» REQUIREMENTS
Wherever "baik" appears in a line, list that line.

» DATA SHOWN
========================================

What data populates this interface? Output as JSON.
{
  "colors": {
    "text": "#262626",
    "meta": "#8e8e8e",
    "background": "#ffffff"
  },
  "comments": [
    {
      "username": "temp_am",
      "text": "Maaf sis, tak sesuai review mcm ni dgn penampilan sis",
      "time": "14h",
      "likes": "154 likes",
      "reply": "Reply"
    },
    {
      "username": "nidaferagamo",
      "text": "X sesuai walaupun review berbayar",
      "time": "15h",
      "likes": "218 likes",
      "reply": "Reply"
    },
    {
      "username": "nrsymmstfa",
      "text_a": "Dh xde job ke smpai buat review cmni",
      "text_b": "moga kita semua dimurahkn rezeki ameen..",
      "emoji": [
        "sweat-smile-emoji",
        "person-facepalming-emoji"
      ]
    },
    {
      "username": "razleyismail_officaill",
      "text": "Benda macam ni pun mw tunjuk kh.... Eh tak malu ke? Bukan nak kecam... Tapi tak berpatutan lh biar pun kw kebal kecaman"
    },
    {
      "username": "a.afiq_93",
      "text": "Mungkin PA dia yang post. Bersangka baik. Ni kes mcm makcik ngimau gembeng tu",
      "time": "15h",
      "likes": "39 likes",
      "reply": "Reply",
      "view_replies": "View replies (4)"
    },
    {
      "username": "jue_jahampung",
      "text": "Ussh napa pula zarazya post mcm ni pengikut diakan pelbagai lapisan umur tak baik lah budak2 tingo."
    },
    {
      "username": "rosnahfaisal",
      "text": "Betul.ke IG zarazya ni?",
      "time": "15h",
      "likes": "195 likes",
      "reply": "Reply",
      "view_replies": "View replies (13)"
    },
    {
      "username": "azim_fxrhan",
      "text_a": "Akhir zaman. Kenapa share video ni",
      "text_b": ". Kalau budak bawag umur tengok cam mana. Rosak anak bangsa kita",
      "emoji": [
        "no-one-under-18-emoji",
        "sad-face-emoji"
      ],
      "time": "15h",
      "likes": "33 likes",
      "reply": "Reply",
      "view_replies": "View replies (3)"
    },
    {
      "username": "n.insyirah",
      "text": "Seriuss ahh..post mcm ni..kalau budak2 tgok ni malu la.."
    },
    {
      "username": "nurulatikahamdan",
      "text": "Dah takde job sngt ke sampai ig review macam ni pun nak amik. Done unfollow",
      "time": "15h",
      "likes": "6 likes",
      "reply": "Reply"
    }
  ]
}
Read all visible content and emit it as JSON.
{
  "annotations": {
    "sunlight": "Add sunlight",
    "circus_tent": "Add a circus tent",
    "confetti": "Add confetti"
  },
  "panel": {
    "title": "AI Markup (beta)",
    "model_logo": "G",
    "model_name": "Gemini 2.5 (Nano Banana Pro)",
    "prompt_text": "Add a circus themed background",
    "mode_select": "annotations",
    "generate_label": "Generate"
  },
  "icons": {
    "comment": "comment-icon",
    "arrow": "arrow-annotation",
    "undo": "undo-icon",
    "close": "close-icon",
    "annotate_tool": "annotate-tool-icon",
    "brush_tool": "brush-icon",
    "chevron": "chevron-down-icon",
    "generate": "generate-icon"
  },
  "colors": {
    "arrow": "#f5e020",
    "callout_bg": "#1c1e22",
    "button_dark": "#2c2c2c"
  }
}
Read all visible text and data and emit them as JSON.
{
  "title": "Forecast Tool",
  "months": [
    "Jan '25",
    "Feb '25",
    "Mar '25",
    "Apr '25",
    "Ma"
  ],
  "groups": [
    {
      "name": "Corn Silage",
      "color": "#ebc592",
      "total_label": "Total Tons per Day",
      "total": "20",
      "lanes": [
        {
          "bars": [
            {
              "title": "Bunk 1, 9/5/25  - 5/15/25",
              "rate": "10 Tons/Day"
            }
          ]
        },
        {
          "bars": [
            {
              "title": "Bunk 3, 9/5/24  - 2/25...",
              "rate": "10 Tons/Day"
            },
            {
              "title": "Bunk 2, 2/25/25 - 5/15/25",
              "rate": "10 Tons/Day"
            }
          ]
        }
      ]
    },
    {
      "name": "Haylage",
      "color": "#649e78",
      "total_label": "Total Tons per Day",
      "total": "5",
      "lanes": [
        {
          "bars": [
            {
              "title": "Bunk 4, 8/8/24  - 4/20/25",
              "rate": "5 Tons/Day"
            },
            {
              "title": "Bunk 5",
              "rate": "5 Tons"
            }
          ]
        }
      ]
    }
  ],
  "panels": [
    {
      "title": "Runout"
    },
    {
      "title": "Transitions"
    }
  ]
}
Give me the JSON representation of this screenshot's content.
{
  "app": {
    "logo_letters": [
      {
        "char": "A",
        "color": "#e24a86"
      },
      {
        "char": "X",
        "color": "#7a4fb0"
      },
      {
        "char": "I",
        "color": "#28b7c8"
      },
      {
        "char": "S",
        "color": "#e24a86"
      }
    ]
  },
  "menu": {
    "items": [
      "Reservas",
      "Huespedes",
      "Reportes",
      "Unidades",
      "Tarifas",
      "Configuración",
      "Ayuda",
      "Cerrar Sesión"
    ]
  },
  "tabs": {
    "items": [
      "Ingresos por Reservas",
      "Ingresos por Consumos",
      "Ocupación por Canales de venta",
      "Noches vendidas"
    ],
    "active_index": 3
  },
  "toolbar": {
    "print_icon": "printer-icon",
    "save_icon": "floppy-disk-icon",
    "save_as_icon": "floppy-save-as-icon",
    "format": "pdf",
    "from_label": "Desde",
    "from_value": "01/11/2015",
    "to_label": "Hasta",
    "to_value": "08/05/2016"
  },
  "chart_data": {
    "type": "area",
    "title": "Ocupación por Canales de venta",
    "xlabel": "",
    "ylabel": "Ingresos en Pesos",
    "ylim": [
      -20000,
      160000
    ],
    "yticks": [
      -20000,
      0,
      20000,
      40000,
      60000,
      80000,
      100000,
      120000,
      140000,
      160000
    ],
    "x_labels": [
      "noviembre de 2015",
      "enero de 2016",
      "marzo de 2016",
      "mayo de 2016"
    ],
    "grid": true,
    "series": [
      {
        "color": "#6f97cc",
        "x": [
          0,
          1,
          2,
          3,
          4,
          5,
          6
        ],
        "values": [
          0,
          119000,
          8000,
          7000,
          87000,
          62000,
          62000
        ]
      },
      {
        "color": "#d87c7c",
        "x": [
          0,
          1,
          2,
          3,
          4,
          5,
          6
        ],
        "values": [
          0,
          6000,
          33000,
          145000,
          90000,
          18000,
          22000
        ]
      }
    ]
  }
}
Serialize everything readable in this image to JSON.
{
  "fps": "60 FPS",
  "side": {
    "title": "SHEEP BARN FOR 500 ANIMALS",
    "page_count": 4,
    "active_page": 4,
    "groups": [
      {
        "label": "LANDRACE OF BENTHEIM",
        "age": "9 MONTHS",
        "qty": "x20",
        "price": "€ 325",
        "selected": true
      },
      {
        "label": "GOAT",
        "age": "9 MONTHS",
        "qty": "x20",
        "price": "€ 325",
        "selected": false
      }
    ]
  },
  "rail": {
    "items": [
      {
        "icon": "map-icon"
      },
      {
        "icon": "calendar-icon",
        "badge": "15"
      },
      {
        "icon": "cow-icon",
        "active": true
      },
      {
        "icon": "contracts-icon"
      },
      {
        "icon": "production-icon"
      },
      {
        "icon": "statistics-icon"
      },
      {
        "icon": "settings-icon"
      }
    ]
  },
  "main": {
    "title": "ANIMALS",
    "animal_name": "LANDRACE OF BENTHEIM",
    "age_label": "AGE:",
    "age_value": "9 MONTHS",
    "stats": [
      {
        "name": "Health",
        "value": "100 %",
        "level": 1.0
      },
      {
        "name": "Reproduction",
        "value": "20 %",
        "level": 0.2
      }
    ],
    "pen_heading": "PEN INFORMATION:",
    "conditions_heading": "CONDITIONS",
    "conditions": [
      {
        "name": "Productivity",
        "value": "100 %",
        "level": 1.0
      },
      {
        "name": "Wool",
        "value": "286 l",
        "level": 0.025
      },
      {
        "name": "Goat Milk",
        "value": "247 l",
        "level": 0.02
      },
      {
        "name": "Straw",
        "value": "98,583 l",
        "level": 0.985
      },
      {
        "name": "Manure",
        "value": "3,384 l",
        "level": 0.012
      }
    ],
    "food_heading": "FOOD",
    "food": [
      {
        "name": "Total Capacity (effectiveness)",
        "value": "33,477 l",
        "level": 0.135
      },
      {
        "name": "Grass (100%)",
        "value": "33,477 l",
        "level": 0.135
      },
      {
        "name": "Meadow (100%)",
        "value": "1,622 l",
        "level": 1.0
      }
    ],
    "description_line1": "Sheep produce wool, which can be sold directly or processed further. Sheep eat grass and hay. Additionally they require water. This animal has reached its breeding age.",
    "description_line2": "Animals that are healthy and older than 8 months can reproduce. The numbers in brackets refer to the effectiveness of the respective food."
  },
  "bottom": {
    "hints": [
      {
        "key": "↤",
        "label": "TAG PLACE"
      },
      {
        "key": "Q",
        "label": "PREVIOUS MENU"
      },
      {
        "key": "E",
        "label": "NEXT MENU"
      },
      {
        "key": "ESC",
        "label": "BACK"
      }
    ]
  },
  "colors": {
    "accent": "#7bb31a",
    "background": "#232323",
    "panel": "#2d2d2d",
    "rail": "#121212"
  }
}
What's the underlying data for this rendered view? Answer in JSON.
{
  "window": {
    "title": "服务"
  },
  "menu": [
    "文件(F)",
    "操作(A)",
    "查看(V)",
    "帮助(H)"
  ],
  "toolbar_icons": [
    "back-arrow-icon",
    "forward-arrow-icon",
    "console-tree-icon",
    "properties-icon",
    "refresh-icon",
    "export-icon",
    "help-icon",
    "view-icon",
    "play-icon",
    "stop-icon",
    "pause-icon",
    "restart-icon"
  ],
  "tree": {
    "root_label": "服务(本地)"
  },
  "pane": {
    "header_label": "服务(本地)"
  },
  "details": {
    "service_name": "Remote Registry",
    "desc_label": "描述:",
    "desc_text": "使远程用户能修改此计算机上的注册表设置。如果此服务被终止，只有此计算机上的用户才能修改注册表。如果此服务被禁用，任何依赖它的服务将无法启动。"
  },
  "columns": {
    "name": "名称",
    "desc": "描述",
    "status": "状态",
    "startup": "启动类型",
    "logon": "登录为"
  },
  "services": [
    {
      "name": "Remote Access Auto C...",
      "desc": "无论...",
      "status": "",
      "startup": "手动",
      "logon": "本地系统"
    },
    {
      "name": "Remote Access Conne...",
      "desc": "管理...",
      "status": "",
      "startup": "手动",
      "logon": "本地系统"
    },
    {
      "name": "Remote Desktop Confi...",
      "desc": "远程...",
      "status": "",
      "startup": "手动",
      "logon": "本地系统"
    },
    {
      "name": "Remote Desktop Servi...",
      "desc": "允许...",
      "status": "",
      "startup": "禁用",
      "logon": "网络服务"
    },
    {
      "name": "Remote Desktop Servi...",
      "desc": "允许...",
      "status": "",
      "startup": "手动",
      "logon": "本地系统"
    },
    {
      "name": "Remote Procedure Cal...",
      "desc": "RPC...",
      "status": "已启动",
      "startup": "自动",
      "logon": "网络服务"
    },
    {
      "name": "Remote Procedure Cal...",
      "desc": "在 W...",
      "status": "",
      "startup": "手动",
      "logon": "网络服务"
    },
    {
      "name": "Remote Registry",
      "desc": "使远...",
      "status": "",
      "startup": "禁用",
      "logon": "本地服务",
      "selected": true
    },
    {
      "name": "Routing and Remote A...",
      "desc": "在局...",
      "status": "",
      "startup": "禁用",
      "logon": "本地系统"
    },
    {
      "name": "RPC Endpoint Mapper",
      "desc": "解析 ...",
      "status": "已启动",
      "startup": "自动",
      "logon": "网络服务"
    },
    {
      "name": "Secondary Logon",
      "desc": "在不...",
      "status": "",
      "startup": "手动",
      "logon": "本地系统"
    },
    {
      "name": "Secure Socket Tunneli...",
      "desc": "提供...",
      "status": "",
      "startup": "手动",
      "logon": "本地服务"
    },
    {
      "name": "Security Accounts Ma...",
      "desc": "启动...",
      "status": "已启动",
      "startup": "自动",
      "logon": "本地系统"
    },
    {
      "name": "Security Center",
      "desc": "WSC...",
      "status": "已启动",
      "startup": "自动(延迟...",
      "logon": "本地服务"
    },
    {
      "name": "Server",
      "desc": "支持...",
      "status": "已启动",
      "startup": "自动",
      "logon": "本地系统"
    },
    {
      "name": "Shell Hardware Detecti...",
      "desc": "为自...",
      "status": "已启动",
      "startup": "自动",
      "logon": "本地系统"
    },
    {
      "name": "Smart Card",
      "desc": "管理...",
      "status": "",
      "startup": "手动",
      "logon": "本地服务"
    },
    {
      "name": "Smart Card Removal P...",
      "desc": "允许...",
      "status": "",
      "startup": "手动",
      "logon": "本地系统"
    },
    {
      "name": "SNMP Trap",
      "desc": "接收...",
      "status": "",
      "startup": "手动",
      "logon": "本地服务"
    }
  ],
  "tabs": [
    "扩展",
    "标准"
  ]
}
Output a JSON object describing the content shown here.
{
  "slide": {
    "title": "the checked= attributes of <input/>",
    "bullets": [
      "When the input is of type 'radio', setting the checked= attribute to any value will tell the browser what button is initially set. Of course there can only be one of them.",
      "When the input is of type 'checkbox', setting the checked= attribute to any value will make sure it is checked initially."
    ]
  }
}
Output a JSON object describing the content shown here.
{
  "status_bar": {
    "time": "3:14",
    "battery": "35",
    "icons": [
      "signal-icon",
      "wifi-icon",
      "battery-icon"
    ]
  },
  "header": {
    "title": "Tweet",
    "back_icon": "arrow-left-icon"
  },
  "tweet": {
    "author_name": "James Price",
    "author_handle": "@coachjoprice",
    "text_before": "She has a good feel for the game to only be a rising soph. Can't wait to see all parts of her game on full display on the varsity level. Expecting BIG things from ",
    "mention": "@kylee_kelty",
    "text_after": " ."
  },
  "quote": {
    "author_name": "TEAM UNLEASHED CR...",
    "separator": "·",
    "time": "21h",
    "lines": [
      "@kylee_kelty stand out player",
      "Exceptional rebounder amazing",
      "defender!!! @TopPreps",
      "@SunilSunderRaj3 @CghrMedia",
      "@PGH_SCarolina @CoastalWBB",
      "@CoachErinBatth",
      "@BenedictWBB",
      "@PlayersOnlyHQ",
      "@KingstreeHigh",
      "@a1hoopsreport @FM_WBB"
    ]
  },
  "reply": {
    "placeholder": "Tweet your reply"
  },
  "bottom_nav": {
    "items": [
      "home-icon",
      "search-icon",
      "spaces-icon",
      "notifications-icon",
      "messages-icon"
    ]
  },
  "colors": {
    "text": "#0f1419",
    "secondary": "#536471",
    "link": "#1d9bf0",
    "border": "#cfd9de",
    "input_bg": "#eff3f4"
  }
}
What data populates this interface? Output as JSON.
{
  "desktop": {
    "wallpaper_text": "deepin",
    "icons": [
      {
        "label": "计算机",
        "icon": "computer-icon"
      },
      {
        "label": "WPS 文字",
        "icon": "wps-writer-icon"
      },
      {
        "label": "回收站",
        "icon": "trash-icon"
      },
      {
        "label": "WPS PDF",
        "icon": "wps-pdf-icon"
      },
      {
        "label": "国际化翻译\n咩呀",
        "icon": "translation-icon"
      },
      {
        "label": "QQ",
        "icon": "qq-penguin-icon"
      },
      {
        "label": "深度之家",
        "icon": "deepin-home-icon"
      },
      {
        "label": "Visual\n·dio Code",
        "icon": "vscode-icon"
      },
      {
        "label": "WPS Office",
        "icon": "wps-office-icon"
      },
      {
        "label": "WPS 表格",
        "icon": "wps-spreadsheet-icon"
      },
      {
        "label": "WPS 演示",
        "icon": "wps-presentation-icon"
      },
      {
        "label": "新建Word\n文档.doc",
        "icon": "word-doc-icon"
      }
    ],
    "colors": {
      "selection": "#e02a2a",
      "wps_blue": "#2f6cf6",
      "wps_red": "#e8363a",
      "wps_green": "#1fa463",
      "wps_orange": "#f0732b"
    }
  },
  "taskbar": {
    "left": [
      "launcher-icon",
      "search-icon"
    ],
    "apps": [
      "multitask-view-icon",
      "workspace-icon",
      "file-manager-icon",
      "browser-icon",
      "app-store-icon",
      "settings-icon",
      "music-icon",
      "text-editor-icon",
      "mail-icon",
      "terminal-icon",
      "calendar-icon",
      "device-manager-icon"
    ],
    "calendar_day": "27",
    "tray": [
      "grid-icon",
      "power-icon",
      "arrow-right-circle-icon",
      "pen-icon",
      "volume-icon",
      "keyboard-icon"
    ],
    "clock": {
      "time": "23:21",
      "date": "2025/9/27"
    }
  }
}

========================================

» ANSWER TO THE TASK
      "text": "Mungkin PA dia yang post. Bersangka baik. Ni kes mcm makcik ngimau gembeng tu",
      "text": "Ussh napa pula zarazya post mcm ni pengikut diakan pelbagai lapisan umur tak baik lah budak2 tingo."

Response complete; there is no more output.